Source records:
····················

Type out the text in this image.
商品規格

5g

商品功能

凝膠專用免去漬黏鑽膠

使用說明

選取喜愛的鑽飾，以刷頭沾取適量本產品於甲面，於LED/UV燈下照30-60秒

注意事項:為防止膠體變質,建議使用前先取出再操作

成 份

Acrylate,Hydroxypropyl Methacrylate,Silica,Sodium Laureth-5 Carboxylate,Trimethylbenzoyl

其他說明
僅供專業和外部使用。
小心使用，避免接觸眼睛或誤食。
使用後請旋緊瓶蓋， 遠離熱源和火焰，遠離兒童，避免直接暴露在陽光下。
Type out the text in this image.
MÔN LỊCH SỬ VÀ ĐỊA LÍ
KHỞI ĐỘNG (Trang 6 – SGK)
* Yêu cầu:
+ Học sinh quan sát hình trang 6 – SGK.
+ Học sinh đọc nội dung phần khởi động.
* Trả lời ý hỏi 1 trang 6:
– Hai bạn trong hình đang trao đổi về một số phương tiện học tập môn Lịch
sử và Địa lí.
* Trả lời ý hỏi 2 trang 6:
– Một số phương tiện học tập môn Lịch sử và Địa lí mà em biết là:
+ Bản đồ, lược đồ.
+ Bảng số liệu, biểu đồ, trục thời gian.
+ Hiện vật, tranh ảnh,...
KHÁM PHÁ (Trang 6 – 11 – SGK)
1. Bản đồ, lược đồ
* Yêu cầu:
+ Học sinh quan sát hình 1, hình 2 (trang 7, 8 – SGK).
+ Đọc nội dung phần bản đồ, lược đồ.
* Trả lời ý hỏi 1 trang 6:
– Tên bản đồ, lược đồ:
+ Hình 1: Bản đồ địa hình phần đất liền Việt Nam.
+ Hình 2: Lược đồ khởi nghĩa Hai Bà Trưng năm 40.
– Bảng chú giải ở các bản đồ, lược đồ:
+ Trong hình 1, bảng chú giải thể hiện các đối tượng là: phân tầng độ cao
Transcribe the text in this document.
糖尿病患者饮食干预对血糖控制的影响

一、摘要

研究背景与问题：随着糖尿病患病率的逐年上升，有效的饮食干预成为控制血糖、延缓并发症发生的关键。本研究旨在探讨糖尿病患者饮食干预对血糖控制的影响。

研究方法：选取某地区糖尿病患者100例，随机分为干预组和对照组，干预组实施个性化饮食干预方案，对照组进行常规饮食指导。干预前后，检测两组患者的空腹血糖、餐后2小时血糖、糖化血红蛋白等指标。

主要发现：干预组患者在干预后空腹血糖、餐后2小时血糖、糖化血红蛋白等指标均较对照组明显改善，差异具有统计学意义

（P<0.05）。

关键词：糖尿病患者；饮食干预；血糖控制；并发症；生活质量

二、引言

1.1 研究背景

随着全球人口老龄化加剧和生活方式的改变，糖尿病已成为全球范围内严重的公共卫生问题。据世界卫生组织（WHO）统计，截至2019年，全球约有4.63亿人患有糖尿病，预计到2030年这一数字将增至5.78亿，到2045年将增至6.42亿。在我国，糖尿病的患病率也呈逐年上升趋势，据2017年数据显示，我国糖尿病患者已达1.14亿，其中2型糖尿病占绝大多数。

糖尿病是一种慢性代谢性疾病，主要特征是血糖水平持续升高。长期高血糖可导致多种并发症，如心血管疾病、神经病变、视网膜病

····················

### What the exercise asks
Provide only the number of lines in the records containing the string "phần".

### Solution to this task
3